本文抜粋 ::
コロナ禍を経て「新しい生活様式」が取り入れられた昨今、コインランドリーはクリーニング店にとって変わる存在になりつつあります。そんなコインランドリーで独立・開業する際の選択肢の1つにフランチャイズに加盟するというものがあります。フランチャイズに加盟するのにはどのようなメリットがあり、主要なチェーンにはどのようなお店があるのか、まとめて解説していきます。
本記事の掲載内容は2023年11月時点のものとなります
コインランドリーのフランチャイズでの独立・開業
コインランドリーとはお金を払うと作動する自動の洗濯機、乾燥機を揃えた、セルフサービスで衣類など洗濯ができるお店のことで、コロナ禍を経て、非接触型のコインランドリーを選ぶ傾向が強まってきています。コインランドリーでは、洋服などの一般的な衣類はもちろん、シューズなどに対応している洗濯機もあります。ほかにも羽毛布団、敷布団、こたつ布団、絨毯、カーペット、毛布など大きなものでも洗濯できる機械もあります。
汚れの気になるものや大型の洗濯物はクリーニングに出すのが一般的です。しかし、クリーニングに出すと数日かかってしまうのに対し、コインランドリーで洗濯をすればその日のうちに持って帰れます。
コインランドリー経営での独立や開業を考えたとき、選択肢の1つにフランチャイズ加盟があります。開業や運営に専門的な知識がそこまで多く求められないものの、初期費用のかかるコインランドリー事業は、フランチャイズで始めることでお得に開業できるかもしれません。
まずはフランチャイズの仕組みを知りたい方は、下記記事を参考にしてください。
https://entrenet.jp/magazine/25755/
コインランドリーのフランチャイズに加盟するメリット8選
フランチャイズと聞くと、「どこかの企業の傘下に入り、色々な縛りがあるのでは?」と煩わしいイメージを持つ方もいるかもしれませんが、フランチャイズに加盟するメリットは少なくありません。フランチャイズの中でも、コインランドリー経営を選ぶメリットを8つご紹介します。
それぞれのメリットについて、詳しくご紹介していきます。
経営経験がなくても起業できる
フランチャイズに加盟してコインラインドリー事業を経営する最大のメリットは、経営の経験が全くなくても、比較的手軽に起業できる点です。
フランチャイズに加盟して起業すると、本部から経営ノウハウの提供やサポートが受けられます。ほかにも、開業する際の営業活動などを支援してもらえる場合もあるため、イチから個人で経営を始めるよりも成功する可能性は高くなるでしょう。
内外装のデザイン決めなどに時間をかけなくても良い
コインランドリーを個人で開業する場合、内外装のデザインなども自身で決めなくてはいけません。しかし、デザインにこだわりがない方や、インテリア雑貨などにあまり興味のない方だと、内外装のデザインを決めるのにもストレスがかかってしまうのではないでしょうか。
フランチャイズに加盟してコインランドリーを開業するのであれば、フランチャイズ本部から内外装はもちろん、設備なども指定やおススメがあります。こだわりがない方は、設備を選ぶ時間を経営戦略や別のことを考える時間にあてられるので開業準備の手間が省けます。

指示内容 A :: コインランドリーの記事のうち、「https://entrenet.jp/magazine/25755/」を含む箇所から始めて「それぞれのメリットについて、詳しくご紹介していきます。」で終わる部分を、一字一句変えずに再掲してもらえますか？
指示内容 B :: コインランドリーの記事で、大きなものでも洗濯できる機械が扱えるものとして挙げられているのは何ですか？すべて答えてください。
指示内容 C :: コインランドリーの記事の続きを、最後の文の後から書き進めてもらえますか？

項目一覧 ::
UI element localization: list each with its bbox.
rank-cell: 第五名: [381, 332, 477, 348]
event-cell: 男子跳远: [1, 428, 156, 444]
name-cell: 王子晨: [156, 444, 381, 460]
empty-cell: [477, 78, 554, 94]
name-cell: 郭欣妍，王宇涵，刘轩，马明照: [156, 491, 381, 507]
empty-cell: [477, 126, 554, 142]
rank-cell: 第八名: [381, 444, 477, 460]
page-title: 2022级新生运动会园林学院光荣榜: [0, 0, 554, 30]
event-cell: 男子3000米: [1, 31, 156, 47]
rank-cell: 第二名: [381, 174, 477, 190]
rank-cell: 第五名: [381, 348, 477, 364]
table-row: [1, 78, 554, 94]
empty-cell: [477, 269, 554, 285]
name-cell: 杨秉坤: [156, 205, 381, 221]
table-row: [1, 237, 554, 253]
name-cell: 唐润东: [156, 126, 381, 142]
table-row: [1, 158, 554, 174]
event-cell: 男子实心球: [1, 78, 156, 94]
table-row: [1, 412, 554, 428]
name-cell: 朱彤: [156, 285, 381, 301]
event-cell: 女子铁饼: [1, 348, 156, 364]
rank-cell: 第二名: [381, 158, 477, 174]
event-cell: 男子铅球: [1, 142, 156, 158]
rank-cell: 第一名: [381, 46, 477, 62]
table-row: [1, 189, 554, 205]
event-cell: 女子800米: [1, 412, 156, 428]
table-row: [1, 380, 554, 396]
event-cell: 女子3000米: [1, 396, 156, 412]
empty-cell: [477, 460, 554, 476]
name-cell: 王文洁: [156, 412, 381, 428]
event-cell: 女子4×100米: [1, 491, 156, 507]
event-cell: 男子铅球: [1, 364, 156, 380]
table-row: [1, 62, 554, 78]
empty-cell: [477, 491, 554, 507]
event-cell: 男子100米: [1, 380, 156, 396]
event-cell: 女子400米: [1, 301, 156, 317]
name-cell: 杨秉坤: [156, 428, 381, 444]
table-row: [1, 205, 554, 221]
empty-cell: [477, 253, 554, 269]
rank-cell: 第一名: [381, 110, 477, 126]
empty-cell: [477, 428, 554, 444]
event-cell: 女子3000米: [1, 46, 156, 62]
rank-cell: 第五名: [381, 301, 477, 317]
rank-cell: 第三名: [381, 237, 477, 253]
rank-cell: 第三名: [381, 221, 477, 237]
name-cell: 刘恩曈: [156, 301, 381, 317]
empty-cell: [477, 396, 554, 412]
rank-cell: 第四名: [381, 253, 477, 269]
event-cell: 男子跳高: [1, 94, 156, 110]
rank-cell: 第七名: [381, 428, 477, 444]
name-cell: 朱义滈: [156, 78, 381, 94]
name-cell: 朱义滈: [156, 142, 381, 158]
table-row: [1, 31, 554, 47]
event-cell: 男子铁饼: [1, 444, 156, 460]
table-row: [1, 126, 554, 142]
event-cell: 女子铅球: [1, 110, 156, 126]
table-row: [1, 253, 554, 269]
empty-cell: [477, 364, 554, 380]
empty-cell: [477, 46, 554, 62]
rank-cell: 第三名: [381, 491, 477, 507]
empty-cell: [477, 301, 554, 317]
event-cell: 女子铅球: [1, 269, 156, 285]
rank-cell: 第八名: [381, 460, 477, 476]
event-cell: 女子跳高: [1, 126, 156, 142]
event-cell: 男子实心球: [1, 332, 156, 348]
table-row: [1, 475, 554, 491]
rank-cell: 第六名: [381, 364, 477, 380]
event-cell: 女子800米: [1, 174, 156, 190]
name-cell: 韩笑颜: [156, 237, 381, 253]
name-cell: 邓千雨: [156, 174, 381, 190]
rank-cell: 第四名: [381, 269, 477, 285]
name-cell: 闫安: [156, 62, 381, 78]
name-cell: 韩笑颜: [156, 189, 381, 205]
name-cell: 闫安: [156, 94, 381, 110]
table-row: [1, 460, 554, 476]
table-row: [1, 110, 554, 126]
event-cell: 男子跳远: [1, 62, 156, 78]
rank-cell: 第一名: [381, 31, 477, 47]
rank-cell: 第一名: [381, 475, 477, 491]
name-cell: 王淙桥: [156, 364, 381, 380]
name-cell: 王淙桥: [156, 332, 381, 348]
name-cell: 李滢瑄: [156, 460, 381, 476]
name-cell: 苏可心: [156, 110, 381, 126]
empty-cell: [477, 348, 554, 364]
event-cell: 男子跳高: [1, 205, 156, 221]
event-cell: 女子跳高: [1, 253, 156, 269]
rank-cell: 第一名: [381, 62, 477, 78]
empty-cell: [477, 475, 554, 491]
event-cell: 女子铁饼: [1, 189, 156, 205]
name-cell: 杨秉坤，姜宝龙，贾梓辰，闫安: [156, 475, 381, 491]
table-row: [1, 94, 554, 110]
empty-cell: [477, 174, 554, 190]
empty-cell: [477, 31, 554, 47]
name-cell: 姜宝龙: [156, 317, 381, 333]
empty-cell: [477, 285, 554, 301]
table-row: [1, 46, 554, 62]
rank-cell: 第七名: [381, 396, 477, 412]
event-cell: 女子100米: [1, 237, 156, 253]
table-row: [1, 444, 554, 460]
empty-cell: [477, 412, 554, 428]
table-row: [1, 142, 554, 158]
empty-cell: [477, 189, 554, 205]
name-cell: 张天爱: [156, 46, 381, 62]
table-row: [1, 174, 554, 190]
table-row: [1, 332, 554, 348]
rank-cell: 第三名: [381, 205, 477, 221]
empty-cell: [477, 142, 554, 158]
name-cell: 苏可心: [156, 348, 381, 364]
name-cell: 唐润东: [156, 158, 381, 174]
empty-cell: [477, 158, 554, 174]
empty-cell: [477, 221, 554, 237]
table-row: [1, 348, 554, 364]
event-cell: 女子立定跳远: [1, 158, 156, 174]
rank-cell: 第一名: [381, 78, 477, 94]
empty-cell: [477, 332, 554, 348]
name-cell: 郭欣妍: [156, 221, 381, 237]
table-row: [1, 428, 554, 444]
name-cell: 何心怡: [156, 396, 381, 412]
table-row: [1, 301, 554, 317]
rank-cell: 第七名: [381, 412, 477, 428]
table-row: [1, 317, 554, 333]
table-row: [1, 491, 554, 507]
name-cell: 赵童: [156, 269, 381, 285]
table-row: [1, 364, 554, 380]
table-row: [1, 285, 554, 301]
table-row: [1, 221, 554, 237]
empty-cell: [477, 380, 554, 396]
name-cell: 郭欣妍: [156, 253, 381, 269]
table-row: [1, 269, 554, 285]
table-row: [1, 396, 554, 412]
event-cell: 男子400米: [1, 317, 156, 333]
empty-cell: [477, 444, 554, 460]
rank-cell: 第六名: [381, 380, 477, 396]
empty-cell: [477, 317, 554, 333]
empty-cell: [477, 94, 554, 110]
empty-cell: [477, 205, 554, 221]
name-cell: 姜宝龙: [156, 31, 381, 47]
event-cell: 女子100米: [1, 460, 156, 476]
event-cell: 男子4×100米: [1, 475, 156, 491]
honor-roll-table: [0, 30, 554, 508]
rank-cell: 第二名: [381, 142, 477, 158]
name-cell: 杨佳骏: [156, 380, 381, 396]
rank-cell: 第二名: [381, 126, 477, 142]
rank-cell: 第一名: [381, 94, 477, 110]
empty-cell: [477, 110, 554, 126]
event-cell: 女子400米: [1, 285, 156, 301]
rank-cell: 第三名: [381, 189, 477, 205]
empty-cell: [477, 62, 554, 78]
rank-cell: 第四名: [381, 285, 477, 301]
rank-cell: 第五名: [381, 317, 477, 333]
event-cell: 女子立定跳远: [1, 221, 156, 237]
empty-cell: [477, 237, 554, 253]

解答 A ::
https://entrenet.jp/magazine/25755/
コインランドリーのフランチャイズに加盟するメリット8選
フランチャイズと聞くと、「どこかの企業の傘下に入り、色々な縛りがあるのでは?」と煩わしいイメージを持つ方もいるかもしれませんが、フランチャイズに加盟するメリットは少なくありません。フランチャイズの中でも、コインランドリー経営を選ぶメリットを8つご紹介します。
それぞれのメリットについて、詳しくご紹介していきます。

解答 B :: 羽毛布団、敷布団、こたつ布団、絨毯、カーペット、毛布

解答 C ::
フランチャイズ本部にクレーム対応を相談できる
クレームやトラブルが発生した場合、個人で経営をしているとすべて自分で対処しなくてはいけません。それに対してフランチャイズに加盟している場合は、フランチャイズ本部にクレームやトラブルの相談ができます。企業によっては、フランチャイズ本部に対応を任せられることもあるので、より円満かつ迅速に対応ができ、経営のリスクを減らすことができるでしょう。
フランチャイズのブランド力を利用できる
コインランドリーを自身で開業・独立したとしても、お客さまが足を運んでくれない限りは売り上げがたちません。無名のコインランドリーがオープンしても、よほど立地が良くない限り、勝手にお客さまが足を運んでくれることは滅多にありません。そのため、開業間もない時期は、集客に注力しなくてはいけなくなります。
その点、フランチャイズに加盟しているのであれば、世間に屋号やサービス名が認知されていることも多いので、そのブランド力を活用して集客ができます。
固定客を獲得しやすい
コインランドリーを利用する方は「家の洗濯機で洗うには大き過ぎる洗濯物がある」「家の洗濯機で洗うのには抵抗がある」「家に乾燥機がない」などの理由がほとんどです。家の洗濯機で洗えない理由があり、コインランドリーを利用しているお客さまはリピーターになりやすい傾向にあります。定期的にコインランドリーを利用してくれる固定客を獲得できることは、収益を安定して上げ続けるのに非常に有効なポイントです。
特にコインランドリーは地域に根付いて事業を展開していくビジネスモデルです。地域密着型のビジネスモデルは新規顧客の流入が少ないため、リピートしてくれる固定客の獲得が重要となります。
ランニングコストを抑えられる
事業を展開するためにテナントを借りていると、アパートやマンションなどは経年劣化に伴いさまざまな修繕が必要となります。また、フランチャイズで事業を展開していると、毎月の経費、人件費、ロイヤリティなどさまざまな費用がかかるうえに、定期的に修繕が必要となると、支出が大きくなり過ぎてしまい事業が苦しくなってしまうリスクがあります。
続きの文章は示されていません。